Supplied data:
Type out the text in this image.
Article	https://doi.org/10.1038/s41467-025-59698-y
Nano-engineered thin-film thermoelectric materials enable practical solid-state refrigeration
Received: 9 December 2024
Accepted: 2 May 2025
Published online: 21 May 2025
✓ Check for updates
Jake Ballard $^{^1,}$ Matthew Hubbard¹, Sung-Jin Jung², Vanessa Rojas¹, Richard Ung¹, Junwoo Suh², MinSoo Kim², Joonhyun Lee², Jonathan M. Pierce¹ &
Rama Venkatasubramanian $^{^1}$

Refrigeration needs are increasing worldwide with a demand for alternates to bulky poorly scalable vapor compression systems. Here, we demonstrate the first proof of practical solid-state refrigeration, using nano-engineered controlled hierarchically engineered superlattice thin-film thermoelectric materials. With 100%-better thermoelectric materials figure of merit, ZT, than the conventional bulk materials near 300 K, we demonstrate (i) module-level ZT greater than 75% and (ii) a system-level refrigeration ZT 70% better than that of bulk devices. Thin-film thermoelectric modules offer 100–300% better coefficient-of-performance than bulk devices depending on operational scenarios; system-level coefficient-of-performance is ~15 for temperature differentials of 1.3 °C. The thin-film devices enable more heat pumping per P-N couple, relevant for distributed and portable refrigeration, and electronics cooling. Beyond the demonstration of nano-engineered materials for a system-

Short problem: Report back each line of the entries that holds the string "state".

Result of this task:
Nano-engineered thin-film thermoelectric materials enable practical solid-state refrigeration
Refrigeration needs are increasing worldwide with a demand for alternates to bulky poorly scalable vapor compression systems. Here, we demonstrate the first proof of practical solid-state refrigeration, using nano-engineered controlled hierarchically engineered superlattice thin-film thermoelectric materials. With 100%-better thermoelectric materials figure of merit, ZT, than the conventional bulk materials near 300 K, we demonstrate (i) module-level ZT greater than 75% and (ii) a system-level refrigeration ZT 70% better than that of bulk devices. Thin-film thermoelectric modules offer 100–300% better coefficient-of-performance than bulk devices depending on operational scenarios; system-level coefficient-of-performance is ~15 for temperature differentials of 1.3 °C. The thin-film devices enable more heat pumping per P-N couple, relevant for distributed and portable refrigeration, and electronics cooling. Beyond the demonstration of nano-engineered materials for a system-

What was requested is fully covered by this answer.